■ **WRITTEN INSTRUCTION**
Write the data below out exactly as it stands. Do not include the pictures.

■ **DATASET EXCERPTS**
================

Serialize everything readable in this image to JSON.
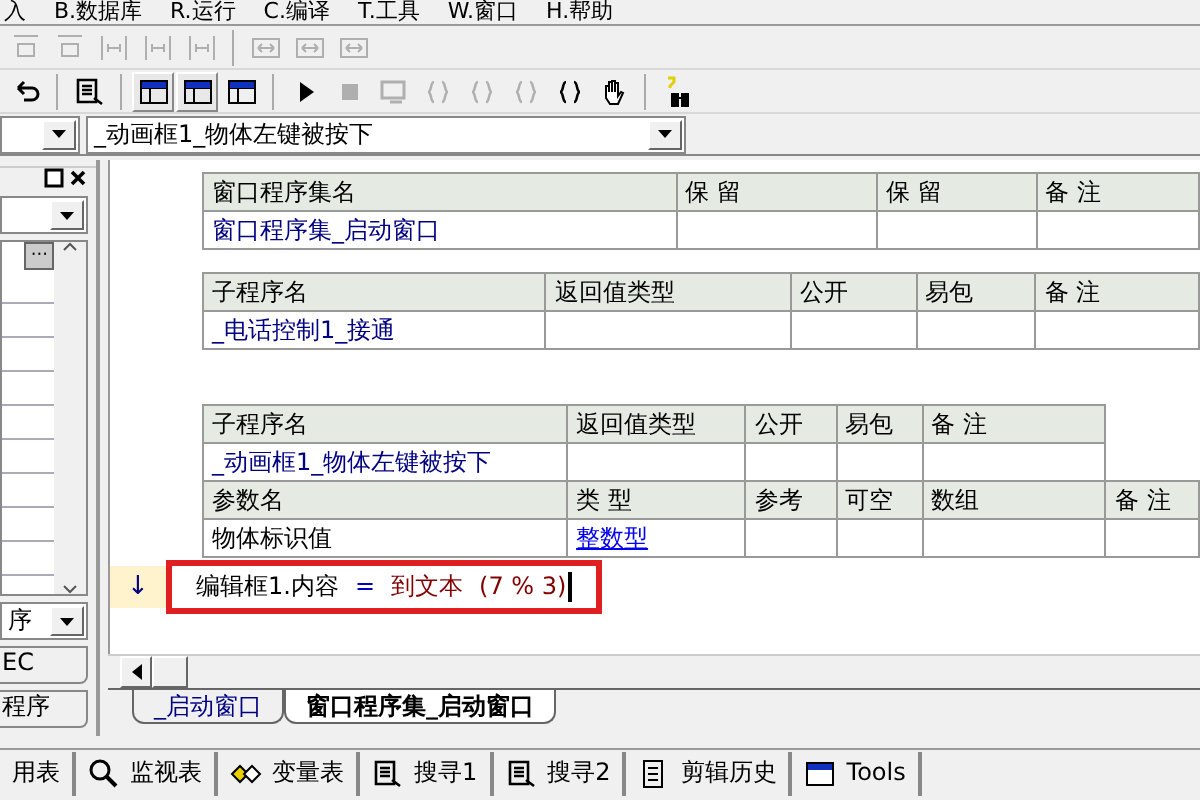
{
  "menu": [
    "入",
    "B.数据库",
    "R.运行",
    "C.编译",
    "T.工具",
    "W.窗口",
    "H.帮助"
  ],
  "toolbars": [
    {
      "items": [
        {
          "kind": "align",
          "disabled": true
        },
        {
          "kind": "align",
          "disabled": true
        },
        {
          "kind": "spacing",
          "disabled": true
        },
        {
          "kind": "spacing",
          "disabled": true
        },
        {
          "kind": "spacing",
          "disabled": true
        },
        {
          "kind": "separator"
        },
        {
          "kind": "resize",
          "disabled": true
        },
        {
          "kind": "resize",
          "disabled": true
        },
        {
          "kind": "resize",
          "disabled": true
        }
      ]
    },
    {
      "items": [
        {
          "kind": "undo",
          "disabled": false
        },
        {
          "kind": "separator"
        },
        {
          "kind": "find",
          "disabled": false
        },
        {
          "kind": "separator"
        },
        {
          "kind": "layout",
          "disabled": false,
          "pressed": true
        },
        {
          "kind": "layout",
          "disabled": false,
          "pressed": true
        },
        {
          "kind": "layout",
          "disabled": false,
          "pressed": false
        },
        {
          "kind": "separator"
        },
        {
          "kind": "run",
          "disabled": false
        },
        {
          "kind": "stop",
          "disabled": true
        },
        {
          "kind": "debug",
          "disabled": true
        },
        {
          "kind": "brace",
          "disabled": true
        },
        {
          "kind": "brace",
          "disabled": true
        },
        {
          "kind": "brace",
          "disabled": true
        },
        {
          "kind": "brace",
          "disabled": false
        },
        {
          "kind": "hand",
          "disabled": false
        },
        {
          "kind": "separator"
        },
        {
          "kind": "help",
          "disabled": false
        }
      ]
    }
  ],
  "subroutine_combo": {
    "value": "_动画框1_物体左键被按下"
  },
  "left_panel": {
    "more_button": "···",
    "bottom_combo": "序",
    "tabs": [
      "EC",
      "程序"
    ]
  },
  "tables": [
    {
      "rows": [
        {
          "kind": "header",
          "cells": [
            "窗口程序集名",
            "保 留",
            "保 留",
            "备 注"
          ]
        },
        {
          "kind": "data",
          "cells": [
            {
              "text": "窗口程序集_启动窗口",
              "kind": "name"
            }
          ]
        }
      ]
    },
    {
      "rows": [
        {
          "kind": "header",
          "cells": [
            "子程序名",
            "返回值类型",
            "公开",
            "易包",
            "备 注"
          ]
        },
        {
          "kind": "data",
          "cells": [
            {
              "text": "_电话控制1_接通",
              "kind": "name"
            }
          ]
        }
      ]
    },
    {
      "rows": [
        {
          "kind": "header",
          "cells": [
            "子程序名",
            "返回值类型",
            "公开",
            "易包",
            "备 注"
          ]
        },
        {
          "kind": "data",
          "cells": [
            {
              "text": "_动画框1_物体左键被按下",
              "kind": "name"
            }
          ]
        },
        {
          "kind": "header",
          "cells": [
            "参数名",
            "类 型",
            "参考",
            "可空",
            "数组",
            "备 注"
          ]
        },
        {
          "kind": "data",
          "cells": [
            {
              "text": "物体标识值",
              "kind": "plain"
            },
            {
              "text": "整数型",
              "kind": "link"
            }
          ]
        }
      ]
    }
  ],
  "code_line": {
    "marker": "↓",
    "highlighted": true,
    "cursor": true,
    "tokens": [
      {
        "text": "编辑框1.内容",
        "kind": "name"
      },
      {
        "text": "=",
        "kind": "operator"
      },
      {
        "text": "到文本",
        "kind": "function"
      },
      {
        "text": "(7 % 3)",
        "kind": "args"
      }
    ]
  },
  "document_tabs": [
    {
      "label": "_启动窗口",
      "selected": false
    },
    {
      "label": "窗口程序集_启动窗口",
      "selected": true
    }
  ],
  "bottom_tabs": [
    {
      "label": "用表",
      "kind": "none"
    },
    {
      "label": "监视表",
      "kind": "magnifier"
    },
    {
      "label": "变量表",
      "kind": "diamonds"
    },
    {
      "label": "搜寻1",
      "kind": "doc-search"
    },
    {
      "label": "搜寻2",
      "kind": "doc-search"
    },
    {
      "label": "剪辑历史",
      "kind": "document"
    },
    {
      "label": "Tools",
      "kind": "window"
    }
  ]
}
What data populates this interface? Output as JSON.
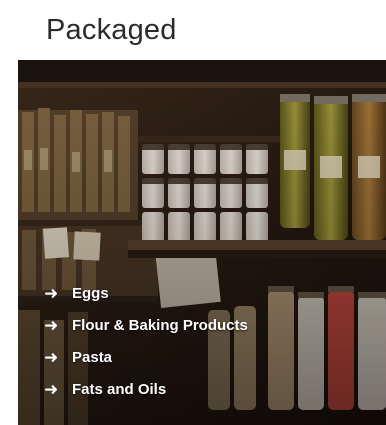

================

■ **TASK RESPONSE**
Serialize everything readable in this image to JSON.
{
  "menu": [
    "入",
    "B.数据库",
    "R.运行",
    "C.编译",
    "T.工具",
    "W.窗口",
    "H.帮助"
  ],
  "toolbars": [
    {
      "items": [
        {
          "kind": "align",
          "disabled": true
        },
        {
          "kind": "align",
          "disabled": true
        },
        {
          "kind": "spacing",
          "disabled": true
        },
        {
          "kind": "spacing",
          "disabled": true
        },
        {
          "kind": "spacing",
          "disabled": true
        },
        {
          "kind": "separator"
        },
        {
          "kind": "resize",
          "disabled": true
        },
        {
          "kind": "resize",
          "disabled": true
        },
        {
          "kind": "resize",
          "disabled": true
        }
      ]
    },
    {
      "items": [
        {
          "kind": "undo",
          "disabled": false
        },
        {
          "kind": "separator"
        },
        {
          "kind": "find",
          "disabled": false
        },
        {
          "kind": "separator"
        },
        {
          "kind": "layout",
          "disabled": false,
          "pressed": true
        },
        {
          "kind": "layout",
          "disabled": false,
          "pressed": true
        },
        {
          "kind": "layout",
          "disabled": false,
          "pressed": false
        },
        {
          "kind": "separator"
        },
        {
          "kind": "run",
          "disabled": false
        },
        {
          "kind": "stop",
          "disabled": true
        },
        {
          "kind": "debug",
          "disabled": true
        },
        {
          "kind": "brace",
          "disabled": true
        },
        {
          "kind": "brace",
          "disabled": true
        },
        {
          "kind": "brace",
          "disabled": true
        },
        {
          "kind": "brace",
          "disabled": false
        },
        {
          "kind": "hand",
          "disabled": false
        },
        {
          "kind": "separator"
        },
        {
          "kind": "help",
          "disabled": false
        }
      ]
    }
  ],
  "subroutine_combo": {
    "value": "_动画框1_物体左键被按下"
  },
  "left_panel": {
    "more_button": "···",
    "bottom_combo": "序",
    "tabs": [
      "EC",
      "程序"
    ]
  },
  "tables": [
    {
      "rows": [
        {
          "kind": "header",
          "cells": [
            "窗口程序集名",
            "保 留",
            "保 留",
            "备 注"
          ]
        },
        {
          "kind": "data",
          "cells": [
            {
              "text": "窗口程序集_启动窗口",
              "kind": "name"
            }
          ]
        }
      ]
    },
    {
      "rows": [
        {
          "kind": "header",
          "cells": [
            "子程序名",
            "返回值类型",
            "公开",
            "易包",
            "备 注"
          ]
        },
        {
          "kind": "data",
          "cells": [
            {
              "text": "_电话控制1_接通",
              "kind": "name"
            }
          ]
        }
      ]
    },
    {
      "rows": [
        {
          "kind": "header",
          "cells": [
            "子程序名",
            "返回值类型",
            "公开",
            "易包",
            "备 注"
          ]
        },
        {
          "kind": "data",
          "cells": [
            {
              "text": "_动画框1_物体左键被按下",
              "kind": "name"
            }
          ]
        },
        {
          "kind": "header",
          "cells": [
            "参数名",
            "类 型",
            "参考",
            "可空",
            "数组",
            "备 注"
          ]
        },
        {
          "kind": "data",
          "cells": [
            {
              "text": "物体标识值",
              "kind": "plain"
            },
            {
              "text": "整数型",
              "kind": "link"
            }
          ]
        }
      ]
    }
  ],
  "code_line": {
    "marker": "↓",
    "highlighted": true,
    "cursor": true,
    "tokens": [
      {
        "text": "编辑框1.内容",
        "kind": "name"
      },
      {
        "text": "=",
        "kind": "operator"
      },
      {
        "text": "到文本",
        "kind": "function"
      },
      {
        "text": "(7 % 3)",
        "kind": "args"
      }
    ]
  },
  "document_tabs": [
    {
      "label": "_启动窗口",
      "selected": false
    },
    {
      "label": "窗口程序集_启动窗口",
      "selected": true
    }
  ],
  "bottom_tabs": [
    {
      "label": "用表",
      "kind": "none"
    },
    {
      "label": "监视表",
      "kind": "magnifier"
    },
    {
      "label": "变量表",
      "kind": "diamonds"
    },
    {
      "label": "搜寻1",
      "kind": "doc-search"
    },
    {
      "label": "搜寻2",
      "kind": "doc-search"
    },
    {
      "label": "剪辑历史",
      "kind": "document"
    },
    {
      "label": "Tools",
      "kind": "window"
    }
  ]
}
What data populates this interface? Output as JSON.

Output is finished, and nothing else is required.